%%

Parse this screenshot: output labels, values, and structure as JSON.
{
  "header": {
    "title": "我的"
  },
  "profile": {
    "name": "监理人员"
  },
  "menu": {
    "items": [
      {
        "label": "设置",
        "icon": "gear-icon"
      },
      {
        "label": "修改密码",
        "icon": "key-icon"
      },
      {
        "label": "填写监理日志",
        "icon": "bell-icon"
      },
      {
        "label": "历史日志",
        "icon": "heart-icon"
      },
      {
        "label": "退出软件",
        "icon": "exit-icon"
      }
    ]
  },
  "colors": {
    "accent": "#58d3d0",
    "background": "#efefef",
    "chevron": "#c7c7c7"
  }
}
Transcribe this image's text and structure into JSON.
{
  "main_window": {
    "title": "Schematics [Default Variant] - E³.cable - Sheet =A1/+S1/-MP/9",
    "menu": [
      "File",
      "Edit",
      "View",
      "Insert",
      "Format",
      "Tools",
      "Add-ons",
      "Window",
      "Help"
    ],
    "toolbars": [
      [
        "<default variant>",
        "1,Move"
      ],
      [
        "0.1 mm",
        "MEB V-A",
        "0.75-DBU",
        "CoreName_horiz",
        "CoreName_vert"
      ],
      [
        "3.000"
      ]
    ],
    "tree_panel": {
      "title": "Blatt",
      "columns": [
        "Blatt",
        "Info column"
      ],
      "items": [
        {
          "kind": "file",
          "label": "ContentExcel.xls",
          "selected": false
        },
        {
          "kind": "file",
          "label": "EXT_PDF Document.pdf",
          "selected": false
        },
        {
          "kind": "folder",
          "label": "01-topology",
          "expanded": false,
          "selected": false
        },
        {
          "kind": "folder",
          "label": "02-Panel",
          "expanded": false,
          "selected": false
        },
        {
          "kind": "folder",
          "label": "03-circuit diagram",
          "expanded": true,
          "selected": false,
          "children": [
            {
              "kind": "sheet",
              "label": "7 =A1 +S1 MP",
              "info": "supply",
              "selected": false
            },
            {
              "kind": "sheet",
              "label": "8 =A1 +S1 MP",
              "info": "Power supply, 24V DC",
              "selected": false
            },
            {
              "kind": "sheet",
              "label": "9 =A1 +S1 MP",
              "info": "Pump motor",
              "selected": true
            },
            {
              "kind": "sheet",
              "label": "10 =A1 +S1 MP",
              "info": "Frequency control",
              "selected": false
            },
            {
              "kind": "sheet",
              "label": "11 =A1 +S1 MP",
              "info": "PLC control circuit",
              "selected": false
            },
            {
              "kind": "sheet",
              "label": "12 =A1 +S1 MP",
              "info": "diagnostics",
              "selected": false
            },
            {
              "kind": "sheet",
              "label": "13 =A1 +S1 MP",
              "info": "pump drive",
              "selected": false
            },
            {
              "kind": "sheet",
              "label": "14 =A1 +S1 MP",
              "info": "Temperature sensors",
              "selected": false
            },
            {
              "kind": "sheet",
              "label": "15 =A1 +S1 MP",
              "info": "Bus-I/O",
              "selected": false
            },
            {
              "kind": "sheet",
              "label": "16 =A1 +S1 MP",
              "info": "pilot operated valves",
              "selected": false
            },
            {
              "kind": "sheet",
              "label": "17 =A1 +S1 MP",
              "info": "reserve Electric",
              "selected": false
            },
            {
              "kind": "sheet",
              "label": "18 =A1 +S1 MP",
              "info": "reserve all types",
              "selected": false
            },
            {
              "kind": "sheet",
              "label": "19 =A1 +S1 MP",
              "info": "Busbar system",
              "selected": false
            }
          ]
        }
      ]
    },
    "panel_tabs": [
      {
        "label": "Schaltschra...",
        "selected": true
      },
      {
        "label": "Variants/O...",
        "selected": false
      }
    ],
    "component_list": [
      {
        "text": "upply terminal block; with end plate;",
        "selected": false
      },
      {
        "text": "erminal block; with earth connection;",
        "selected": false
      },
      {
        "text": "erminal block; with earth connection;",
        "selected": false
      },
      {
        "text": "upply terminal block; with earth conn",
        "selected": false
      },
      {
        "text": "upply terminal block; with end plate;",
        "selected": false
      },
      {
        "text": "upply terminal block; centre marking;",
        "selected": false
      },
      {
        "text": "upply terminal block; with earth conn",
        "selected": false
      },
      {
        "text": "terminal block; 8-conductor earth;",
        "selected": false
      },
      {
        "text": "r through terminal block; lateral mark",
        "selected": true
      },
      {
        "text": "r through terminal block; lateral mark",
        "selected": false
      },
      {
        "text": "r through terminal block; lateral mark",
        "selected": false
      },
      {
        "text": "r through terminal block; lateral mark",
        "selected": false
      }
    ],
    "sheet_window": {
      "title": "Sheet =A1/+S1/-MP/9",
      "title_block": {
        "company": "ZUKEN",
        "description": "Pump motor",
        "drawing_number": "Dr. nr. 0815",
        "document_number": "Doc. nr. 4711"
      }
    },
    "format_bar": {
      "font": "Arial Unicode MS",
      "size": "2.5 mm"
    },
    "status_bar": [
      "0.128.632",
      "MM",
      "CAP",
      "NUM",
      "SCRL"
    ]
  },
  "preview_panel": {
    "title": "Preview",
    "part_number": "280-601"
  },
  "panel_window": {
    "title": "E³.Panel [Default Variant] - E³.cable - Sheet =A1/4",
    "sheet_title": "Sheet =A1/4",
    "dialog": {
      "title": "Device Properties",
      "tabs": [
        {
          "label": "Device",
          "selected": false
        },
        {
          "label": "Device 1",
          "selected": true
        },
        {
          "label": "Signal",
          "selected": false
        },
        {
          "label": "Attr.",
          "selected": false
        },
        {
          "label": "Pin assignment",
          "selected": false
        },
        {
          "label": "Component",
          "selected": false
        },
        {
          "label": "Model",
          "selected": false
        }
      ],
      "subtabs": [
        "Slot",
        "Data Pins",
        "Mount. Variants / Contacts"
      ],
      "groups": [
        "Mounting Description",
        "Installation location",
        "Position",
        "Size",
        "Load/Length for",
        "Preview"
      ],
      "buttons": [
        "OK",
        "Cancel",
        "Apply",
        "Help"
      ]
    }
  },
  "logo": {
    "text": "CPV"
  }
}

%%

Go through the data and gather every line that holds "this".

Parse this screenshot: output labels, values, and structure as JSON.
Transcribe this image's text and structure into JSON.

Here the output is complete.